- _Data section_:
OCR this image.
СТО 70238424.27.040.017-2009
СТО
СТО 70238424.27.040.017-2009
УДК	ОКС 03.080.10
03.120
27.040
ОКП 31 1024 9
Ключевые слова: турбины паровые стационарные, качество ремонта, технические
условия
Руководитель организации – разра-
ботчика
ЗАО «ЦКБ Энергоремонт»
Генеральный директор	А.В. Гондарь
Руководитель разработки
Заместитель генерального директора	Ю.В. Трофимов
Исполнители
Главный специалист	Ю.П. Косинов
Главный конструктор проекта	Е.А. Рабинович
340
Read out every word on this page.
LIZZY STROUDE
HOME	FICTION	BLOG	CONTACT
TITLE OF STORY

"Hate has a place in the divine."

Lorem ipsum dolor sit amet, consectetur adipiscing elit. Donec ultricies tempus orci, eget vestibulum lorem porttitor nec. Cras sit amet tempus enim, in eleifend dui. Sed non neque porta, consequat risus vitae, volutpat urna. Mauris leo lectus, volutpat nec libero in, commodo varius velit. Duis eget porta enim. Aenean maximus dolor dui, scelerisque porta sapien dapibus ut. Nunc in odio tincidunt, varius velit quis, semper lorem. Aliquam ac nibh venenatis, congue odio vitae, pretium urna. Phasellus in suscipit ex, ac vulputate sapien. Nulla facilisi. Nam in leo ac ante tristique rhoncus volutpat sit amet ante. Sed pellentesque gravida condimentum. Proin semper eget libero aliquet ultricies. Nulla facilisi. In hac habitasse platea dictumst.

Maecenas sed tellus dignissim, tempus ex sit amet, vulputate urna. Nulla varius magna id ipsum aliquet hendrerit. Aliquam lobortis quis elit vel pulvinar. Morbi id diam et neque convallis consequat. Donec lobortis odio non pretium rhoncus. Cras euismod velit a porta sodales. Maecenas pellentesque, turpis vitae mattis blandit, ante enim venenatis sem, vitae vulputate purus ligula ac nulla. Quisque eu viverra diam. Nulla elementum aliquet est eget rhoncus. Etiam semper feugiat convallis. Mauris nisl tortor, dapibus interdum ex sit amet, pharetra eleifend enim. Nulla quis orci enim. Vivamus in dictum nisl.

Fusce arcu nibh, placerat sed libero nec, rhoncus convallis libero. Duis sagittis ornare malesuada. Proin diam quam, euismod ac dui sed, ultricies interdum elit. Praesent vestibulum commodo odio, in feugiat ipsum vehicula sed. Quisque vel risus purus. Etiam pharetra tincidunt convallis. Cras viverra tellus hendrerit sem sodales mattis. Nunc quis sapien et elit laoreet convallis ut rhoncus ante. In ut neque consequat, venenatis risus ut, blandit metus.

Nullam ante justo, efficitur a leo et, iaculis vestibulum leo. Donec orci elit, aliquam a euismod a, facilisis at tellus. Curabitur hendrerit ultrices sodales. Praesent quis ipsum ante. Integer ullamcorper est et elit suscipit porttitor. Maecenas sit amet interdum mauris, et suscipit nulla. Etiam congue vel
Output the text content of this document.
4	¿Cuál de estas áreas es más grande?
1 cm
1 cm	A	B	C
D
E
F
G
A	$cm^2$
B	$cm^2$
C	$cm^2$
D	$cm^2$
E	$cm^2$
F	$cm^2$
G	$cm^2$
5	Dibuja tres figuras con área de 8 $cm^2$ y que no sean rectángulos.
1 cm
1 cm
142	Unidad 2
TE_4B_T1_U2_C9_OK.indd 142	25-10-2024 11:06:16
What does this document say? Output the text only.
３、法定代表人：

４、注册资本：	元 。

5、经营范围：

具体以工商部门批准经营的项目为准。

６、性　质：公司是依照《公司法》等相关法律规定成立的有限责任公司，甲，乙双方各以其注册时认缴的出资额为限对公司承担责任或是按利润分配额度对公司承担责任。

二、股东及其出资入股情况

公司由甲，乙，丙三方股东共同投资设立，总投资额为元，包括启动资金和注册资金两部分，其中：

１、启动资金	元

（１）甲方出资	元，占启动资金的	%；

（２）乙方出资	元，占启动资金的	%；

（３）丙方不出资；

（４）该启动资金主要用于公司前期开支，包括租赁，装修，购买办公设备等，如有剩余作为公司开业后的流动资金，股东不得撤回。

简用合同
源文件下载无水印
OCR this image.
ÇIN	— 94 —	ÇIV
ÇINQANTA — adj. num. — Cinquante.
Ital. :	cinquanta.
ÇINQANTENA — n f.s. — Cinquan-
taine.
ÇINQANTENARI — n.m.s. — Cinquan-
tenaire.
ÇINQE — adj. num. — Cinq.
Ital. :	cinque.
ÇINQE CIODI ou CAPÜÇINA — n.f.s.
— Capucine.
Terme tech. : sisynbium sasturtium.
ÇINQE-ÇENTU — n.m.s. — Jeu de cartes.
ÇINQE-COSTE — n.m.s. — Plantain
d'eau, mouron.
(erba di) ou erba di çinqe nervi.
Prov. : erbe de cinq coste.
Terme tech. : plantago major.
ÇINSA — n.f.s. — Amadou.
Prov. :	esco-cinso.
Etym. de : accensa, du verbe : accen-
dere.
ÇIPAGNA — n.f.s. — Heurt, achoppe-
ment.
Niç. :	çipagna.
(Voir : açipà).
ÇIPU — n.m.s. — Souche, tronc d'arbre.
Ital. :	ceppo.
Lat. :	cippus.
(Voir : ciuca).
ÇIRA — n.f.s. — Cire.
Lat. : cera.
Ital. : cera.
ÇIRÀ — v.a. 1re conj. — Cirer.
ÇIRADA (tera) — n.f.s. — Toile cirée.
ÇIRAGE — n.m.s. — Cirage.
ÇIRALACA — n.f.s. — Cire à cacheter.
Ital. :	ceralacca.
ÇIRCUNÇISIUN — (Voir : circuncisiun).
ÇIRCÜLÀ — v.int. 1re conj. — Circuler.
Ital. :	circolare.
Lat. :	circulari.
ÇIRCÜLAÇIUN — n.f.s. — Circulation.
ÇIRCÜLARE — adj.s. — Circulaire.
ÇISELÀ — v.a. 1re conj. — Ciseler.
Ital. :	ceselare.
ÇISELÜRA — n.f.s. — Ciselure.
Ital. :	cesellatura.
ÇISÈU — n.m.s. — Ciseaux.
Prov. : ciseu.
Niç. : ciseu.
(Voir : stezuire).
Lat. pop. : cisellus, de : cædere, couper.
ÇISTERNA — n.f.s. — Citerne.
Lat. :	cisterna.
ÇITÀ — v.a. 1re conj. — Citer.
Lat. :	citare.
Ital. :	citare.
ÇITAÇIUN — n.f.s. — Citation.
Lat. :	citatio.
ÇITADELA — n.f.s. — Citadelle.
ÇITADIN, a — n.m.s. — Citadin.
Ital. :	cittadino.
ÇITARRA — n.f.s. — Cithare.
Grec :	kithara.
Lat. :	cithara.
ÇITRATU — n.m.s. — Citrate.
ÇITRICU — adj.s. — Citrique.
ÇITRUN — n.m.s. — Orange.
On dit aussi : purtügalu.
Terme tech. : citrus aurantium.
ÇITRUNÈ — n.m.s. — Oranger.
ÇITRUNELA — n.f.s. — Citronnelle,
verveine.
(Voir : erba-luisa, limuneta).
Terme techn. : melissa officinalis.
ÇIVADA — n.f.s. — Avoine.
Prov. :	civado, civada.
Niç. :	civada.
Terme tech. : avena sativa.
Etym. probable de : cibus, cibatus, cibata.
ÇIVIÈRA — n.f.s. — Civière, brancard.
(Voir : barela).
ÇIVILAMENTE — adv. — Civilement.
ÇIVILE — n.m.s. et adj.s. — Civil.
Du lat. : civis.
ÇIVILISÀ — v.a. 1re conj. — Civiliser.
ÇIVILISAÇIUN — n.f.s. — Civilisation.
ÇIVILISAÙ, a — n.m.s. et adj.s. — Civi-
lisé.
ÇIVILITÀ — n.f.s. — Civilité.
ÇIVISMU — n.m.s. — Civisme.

- _Task brief_: Copy out the whole listing exactly as written.

- _Response to this exercise_:
OCR this image.
СТО 70238424.27.040.017-2009
СТО
СТО 70238424.27.040.017-2009
УДК	ОКС 03.080.10
03.120
27.040
ОКП 31 1024 9
Ключевые слова: турбины паровые стационарные, качество ремонта, технические
условия
Руководитель организации – разра-
ботчика
ЗАО «ЦКБ Энергоремонт»
Генеральный директор	А.В. Гондарь
Руководитель разработки
Заместитель генерального директора	Ю.В. Трофимов
Исполнители
Главный специалист	Ю.П. Косинов
Главный конструктор проекта	Е.А. Рабинович
340
Read out every word on this page.
LIZZY STROUDE
HOME	FICTION	BLOG	CONTACT
TITLE OF STORY

"Hate has a place in the divine."

Lorem ipsum dolor sit amet, consectetur adipiscing elit. Donec ultricies tempus orci, eget vestibulum lorem porttitor nec. Cras sit amet tempus enim, in eleifend dui. Sed non neque porta, consequat risus vitae, volutpat urna. Mauris leo lectus, volutpat nec libero in, commodo varius velit. Duis eget porta enim. Aenean maximus dolor dui, scelerisque porta sapien dapibus ut. Nunc in odio tincidunt, varius velit quis, semper lorem. Aliquam ac nibh venenatis, congue odio vitae, pretium urna. Phasellus in suscipit ex, ac vulputate sapien. Nulla facilisi. Nam in leo ac ante tristique rhoncus volutpat sit amet ante. Sed pellentesque gravida condimentum. Proin semper eget libero aliquet ultricies. Nulla facilisi. In hac habitasse platea dictumst.

Maecenas sed tellus dignissim, tempus ex sit amet, vulputate urna. Nulla varius magna id ipsum aliquet hendrerit. Aliquam lobortis quis elit vel pulvinar. Morbi id diam et neque convallis consequat. Donec lobortis odio non pretium rhoncus. Cras euismod velit a porta sodales. Maecenas pellentesque, turpis vitae mattis blandit, ante enim venenatis sem, vitae vulputate purus ligula ac nulla. Quisque eu viverra diam. Nulla elementum aliquet est eget rhoncus. Etiam semper feugiat convallis. Mauris nisl tortor, dapibus interdum ex sit amet, pharetra eleifend enim. Nulla quis orci enim. Vivamus in dictum nisl.

Fusce arcu nibh, placerat sed libero nec, rhoncus convallis libero. Duis sagittis ornare malesuada. Proin diam quam, euismod ac dui sed, ultricies interdum elit. Praesent vestibulum commodo odio, in feugiat ipsum vehicula sed. Quisque vel risus purus. Etiam pharetra tincidunt convallis. Cras viverra tellus hendrerit sem sodales mattis. Nunc quis sapien et elit laoreet convallis ut rhoncus ante. In ut neque consequat, venenatis risus ut, blandit metus.

Nullam ante justo, efficitur a leo et, iaculis vestibulum leo. Donec orci elit, aliquam a euismod a, facilisis at tellus. Curabitur hendrerit ultrices sodales. Praesent quis ipsum ante. Integer ullamcorper est et elit suscipit porttitor. Maecenas sit amet interdum mauris, et suscipit nulla. Etiam congue vel
Output the text content of this document.
4	¿Cuál de estas áreas es más grande?
1 cm
1 cm	A	B	C
D
E
F
G
A	$cm^2$
B	$cm^2$
C	$cm^2$
D	$cm^2$
E	$cm^2$
F	$cm^2$
G	$cm^2$
5	Dibuja tres figuras con área de 8 $cm^2$ y que no sean rectángulos.
1 cm
1 cm
142	Unidad 2
TE_4B_T1_U2_C9_OK.indd 142	25-10-2024 11:06:16
What does this document say? Output the text only.
３、法定代表人：

４、注册资本：	元 。

5、经营范围：

具体以工商部门批准经营的项目为准。

６、性　质：公司是依照《公司法》等相关法律规定成立的有限责任公司，甲，乙双方各以其注册时认缴的出资额为限对公司承担责任或是按利润分配额度对公司承担责任。

二、股东及其出资入股情况

公司由甲，乙，丙三方股东共同投资设立，总投资额为元，包括启动资金和注册资金两部分，其中：

１、启动资金	元

（１）甲方出资	元，占启动资金的	%；

（２）乙方出资	元，占启动资金的	%；

（３）丙方不出资；

（４）该启动资金主要用于公司前期开支，包括租赁，装修，购买办公设备等，如有剩余作为公司开业后的流动资金，股东不得撤回。

简用合同
源文件下载无水印
OCR this image.
ÇIN	— 94 —	ÇIV
ÇINQANTA — adj. num. — Cinquante.
Ital. :	cinquanta.
ÇINQANTENA — n f.s. — Cinquan-
taine.
ÇINQANTENARI — n.m.s. — Cinquan-
tenaire.
ÇINQE — adj. num. — Cinq.
Ital. :	cinque.
ÇINQE CIODI ou CAPÜÇINA — n.f.s.
— Capucine.
Terme tech. : sisynbium sasturtium.
ÇINQE-ÇENTU — n.m.s. — Jeu de cartes.
ÇINQE-COSTE — n.m.s. — Plantain
d'eau, mouron.
(erba di) ou erba di çinqe nervi.
Prov. : erbe de cinq coste.
Terme tech. : plantago major.
ÇINSA — n.f.s. — Amadou.
Prov. :	esco-cinso.
Etym. de : accensa, du verbe : accen-
dere.
ÇIPAGNA — n.f.s. — Heurt, achoppe-
ment.
Niç. :	çipagna.
(Voir : açipà).
ÇIPU — n.m.s. — Souche, tronc d'arbre.
Ital. :	ceppo.
Lat. :	cippus.
(Voir : ciuca).
ÇIRA — n.f.s. — Cire.
Lat. : cera.
Ital. : cera.
ÇIRÀ — v.a. 1re conj. — Cirer.
ÇIRADA (tera) — n.f.s. — Toile cirée.
ÇIRAGE — n.m.s. — Cirage.
ÇIRALACA — n.f.s. — Cire à cacheter.
Ital. :	ceralacca.
ÇIRCUNÇISIUN — (Voir : circuncisiun).
ÇIRCÜLÀ — v.int. 1re conj. — Circuler.
Ital. :	circolare.
Lat. :	circulari.
ÇIRCÜLAÇIUN — n.f.s. — Circulation.
ÇIRCÜLARE — adj.s. — Circulaire.
ÇISELÀ — v.a. 1re conj. — Ciseler.
Ital. :	ceselare.
ÇISELÜRA — n.f.s. — Ciselure.
Ital. :	cesellatura.
ÇISÈU — n.m.s. — Ciseaux.
Prov. : ciseu.
Niç. : ciseu.
(Voir : stezuire).
Lat. pop. : cisellus, de : cædere, couper.
ÇISTERNA — n.f.s. — Citerne.
Lat. :	cisterna.
ÇITÀ — v.a. 1re conj. — Citer.
Lat. :	citare.
Ital. :	citare.
ÇITAÇIUN — n.f.s. — Citation.
Lat. :	citatio.
ÇITADELA — n.f.s. — Citadelle.
ÇITADIN, a — n.m.s. — Citadin.
Ital. :	cittadino.
ÇITARRA — n.f.s. — Cithare.
Grec :	kithara.
Lat. :	cithara.
ÇITRATU — n.m.s. — Citrate.
ÇITRICU — adj.s. — Citrique.
ÇITRUN — n.m.s. — Orange.
On dit aussi : purtügalu.
Terme tech. : citrus aurantium.
ÇITRUNÈ — n.m.s. — Oranger.
ÇITRUNELA — n.f.s. — Citronnelle,
verveine.
(Voir : erba-luisa, limuneta).
Terme techn. : melissa officinalis.
ÇIVADA — n.f.s. — Avoine.
Prov. :	civado, civada.
Niç. :	civada.
Terme tech. : avena sativa.
Etym. probable de : cibus, cibatus, cibata.
ÇIVIÈRA — n.f.s. — Civière, brancard.
(Voir : barela).
ÇIVILAMENTE — adv. — Civilement.
ÇIVILE — n.m.s. et adj.s. — Civil.
Du lat. : civis.
ÇIVILISÀ — v.a. 1re conj. — Civiliser.
ÇIVILISAÇIUN — n.f.s. — Civilisation.
ÇIVILISAÙ, a — n.m.s. et adj.s. — Civi-
lisé.
ÇIVILITÀ — n.f.s. — Civilité.
ÇIVISMU — n.m.s. — Civisme.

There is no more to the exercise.